Information given:
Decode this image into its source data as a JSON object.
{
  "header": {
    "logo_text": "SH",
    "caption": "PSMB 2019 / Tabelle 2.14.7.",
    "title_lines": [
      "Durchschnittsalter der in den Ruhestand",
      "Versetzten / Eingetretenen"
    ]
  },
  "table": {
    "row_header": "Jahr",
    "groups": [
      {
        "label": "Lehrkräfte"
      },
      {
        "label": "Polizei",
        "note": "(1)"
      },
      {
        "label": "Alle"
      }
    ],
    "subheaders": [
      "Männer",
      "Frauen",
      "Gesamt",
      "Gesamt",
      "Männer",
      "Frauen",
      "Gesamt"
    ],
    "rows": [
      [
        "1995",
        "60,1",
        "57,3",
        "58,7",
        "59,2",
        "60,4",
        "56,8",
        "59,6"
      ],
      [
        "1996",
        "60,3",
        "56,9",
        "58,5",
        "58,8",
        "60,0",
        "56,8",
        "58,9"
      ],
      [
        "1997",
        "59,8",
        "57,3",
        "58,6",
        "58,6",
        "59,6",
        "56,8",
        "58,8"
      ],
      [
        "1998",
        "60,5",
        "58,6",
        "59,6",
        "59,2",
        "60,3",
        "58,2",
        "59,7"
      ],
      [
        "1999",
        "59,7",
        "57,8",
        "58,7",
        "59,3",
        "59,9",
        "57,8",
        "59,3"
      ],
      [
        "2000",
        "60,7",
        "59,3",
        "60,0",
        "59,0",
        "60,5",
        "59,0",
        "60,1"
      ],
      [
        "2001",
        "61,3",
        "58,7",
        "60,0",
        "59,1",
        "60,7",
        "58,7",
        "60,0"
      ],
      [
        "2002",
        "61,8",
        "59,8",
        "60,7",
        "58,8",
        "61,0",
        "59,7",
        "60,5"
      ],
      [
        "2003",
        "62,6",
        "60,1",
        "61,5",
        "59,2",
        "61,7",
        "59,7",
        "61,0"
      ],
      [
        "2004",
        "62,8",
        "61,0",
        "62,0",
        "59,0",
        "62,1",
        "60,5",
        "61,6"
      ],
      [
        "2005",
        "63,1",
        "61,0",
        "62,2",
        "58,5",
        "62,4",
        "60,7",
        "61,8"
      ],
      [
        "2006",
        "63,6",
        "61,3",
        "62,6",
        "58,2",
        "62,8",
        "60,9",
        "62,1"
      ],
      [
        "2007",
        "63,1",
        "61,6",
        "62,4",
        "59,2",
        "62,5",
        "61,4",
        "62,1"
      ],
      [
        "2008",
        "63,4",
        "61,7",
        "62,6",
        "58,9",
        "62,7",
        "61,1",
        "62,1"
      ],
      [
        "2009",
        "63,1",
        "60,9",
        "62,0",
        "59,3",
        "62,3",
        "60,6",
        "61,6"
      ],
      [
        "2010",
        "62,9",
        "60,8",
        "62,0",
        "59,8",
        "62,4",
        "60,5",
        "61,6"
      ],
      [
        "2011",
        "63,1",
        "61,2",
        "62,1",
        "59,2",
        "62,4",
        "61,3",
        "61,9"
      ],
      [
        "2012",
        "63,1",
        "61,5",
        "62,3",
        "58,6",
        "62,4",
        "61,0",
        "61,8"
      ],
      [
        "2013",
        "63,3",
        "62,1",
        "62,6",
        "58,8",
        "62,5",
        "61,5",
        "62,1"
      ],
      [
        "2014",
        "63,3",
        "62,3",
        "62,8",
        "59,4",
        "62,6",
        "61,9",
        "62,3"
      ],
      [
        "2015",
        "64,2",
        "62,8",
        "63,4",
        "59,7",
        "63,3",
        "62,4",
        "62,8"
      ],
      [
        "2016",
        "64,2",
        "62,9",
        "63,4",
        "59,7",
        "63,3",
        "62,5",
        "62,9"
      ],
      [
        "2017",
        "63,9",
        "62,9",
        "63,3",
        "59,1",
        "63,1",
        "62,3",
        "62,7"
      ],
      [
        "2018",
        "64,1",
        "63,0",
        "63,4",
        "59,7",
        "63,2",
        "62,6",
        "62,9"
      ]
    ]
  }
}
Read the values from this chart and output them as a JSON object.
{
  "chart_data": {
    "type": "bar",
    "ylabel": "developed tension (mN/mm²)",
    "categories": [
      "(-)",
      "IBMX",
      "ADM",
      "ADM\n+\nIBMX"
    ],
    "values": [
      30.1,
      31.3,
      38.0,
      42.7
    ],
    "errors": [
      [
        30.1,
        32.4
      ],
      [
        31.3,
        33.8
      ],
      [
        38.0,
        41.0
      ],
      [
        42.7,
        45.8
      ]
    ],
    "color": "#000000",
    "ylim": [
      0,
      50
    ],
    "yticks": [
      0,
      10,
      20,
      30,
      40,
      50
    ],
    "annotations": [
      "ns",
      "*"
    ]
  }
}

==

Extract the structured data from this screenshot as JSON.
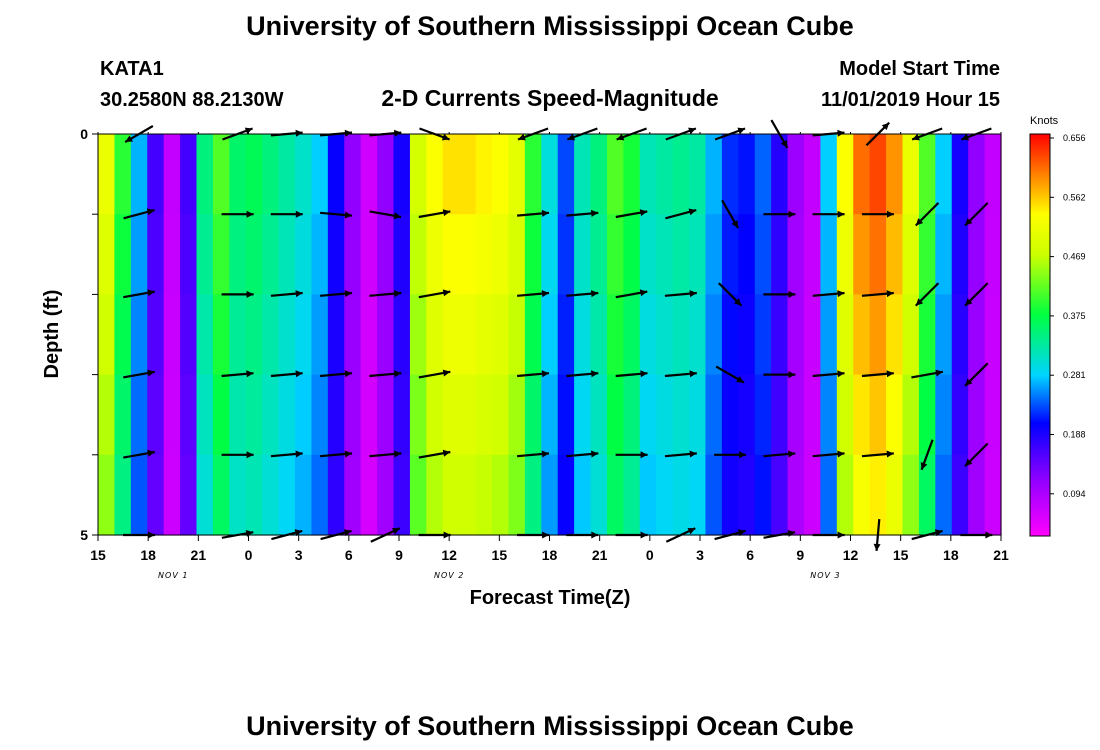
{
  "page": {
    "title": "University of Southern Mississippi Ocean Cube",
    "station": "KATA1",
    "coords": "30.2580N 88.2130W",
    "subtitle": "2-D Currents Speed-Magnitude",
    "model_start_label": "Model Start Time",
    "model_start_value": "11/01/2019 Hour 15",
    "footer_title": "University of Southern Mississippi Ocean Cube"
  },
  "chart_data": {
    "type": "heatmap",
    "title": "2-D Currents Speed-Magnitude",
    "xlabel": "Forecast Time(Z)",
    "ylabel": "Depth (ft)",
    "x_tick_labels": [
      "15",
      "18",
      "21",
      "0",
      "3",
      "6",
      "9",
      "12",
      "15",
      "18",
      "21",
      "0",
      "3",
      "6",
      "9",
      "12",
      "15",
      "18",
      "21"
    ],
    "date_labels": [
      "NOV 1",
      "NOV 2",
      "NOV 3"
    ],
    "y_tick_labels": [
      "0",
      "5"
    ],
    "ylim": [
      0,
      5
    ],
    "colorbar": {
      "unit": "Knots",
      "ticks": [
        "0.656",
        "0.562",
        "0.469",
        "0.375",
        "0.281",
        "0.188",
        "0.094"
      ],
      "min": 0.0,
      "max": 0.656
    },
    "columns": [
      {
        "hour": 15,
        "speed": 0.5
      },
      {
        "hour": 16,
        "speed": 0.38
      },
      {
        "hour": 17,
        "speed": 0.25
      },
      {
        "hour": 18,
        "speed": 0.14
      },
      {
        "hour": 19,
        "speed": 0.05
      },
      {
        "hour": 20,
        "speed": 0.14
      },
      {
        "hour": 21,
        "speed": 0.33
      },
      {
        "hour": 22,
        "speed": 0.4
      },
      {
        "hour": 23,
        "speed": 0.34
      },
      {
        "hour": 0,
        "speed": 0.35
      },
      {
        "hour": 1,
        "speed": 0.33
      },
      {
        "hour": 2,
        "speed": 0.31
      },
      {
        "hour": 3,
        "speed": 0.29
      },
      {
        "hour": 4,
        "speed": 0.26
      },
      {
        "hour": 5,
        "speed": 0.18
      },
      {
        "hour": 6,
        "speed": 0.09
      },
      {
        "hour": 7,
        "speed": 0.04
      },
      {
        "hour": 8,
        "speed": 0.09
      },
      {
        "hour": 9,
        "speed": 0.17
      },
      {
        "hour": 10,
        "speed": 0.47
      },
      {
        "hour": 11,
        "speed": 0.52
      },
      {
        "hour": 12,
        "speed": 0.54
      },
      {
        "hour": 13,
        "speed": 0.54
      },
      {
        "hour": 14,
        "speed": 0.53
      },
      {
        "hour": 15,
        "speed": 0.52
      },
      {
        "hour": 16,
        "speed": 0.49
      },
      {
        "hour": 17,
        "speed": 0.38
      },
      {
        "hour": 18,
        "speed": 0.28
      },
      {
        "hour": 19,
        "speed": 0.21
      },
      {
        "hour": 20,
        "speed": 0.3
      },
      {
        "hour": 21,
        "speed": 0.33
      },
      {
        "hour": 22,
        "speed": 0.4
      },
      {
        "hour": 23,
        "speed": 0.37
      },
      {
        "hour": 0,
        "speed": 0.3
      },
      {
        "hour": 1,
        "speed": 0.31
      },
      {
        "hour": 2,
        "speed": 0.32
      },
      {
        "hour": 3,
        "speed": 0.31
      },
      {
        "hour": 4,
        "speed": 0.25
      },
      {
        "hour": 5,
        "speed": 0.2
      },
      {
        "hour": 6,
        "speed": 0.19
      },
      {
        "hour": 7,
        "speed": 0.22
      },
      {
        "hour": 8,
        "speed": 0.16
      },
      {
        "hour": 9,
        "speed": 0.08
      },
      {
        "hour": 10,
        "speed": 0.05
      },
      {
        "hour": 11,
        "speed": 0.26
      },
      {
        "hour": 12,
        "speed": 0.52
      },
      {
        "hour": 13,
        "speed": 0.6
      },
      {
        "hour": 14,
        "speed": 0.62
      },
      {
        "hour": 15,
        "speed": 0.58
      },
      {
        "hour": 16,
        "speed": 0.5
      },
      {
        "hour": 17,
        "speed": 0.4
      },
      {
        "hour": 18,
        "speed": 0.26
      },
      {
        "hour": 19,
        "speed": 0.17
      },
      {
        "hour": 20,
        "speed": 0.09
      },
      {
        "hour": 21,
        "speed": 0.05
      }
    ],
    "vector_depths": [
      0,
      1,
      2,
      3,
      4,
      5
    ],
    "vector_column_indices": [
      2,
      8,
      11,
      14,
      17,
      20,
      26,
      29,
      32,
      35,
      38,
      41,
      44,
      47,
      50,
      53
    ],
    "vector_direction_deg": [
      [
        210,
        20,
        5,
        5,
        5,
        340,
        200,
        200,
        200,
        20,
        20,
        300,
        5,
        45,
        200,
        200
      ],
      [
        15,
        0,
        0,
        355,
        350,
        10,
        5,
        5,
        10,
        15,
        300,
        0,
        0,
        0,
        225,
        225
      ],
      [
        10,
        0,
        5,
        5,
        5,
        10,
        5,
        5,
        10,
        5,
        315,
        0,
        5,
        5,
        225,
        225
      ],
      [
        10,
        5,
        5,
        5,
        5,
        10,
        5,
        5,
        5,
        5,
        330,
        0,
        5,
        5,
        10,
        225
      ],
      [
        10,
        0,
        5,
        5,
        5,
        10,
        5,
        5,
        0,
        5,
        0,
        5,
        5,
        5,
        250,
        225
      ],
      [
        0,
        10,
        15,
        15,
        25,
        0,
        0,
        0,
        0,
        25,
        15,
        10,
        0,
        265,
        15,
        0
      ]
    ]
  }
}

Task objective:
Lines that hold "from" are the ones to copy; find all of them.

Exercise output:
Read the values from this chart and output them as a JSON object.
Extract the structured data from this screenshot as JSON.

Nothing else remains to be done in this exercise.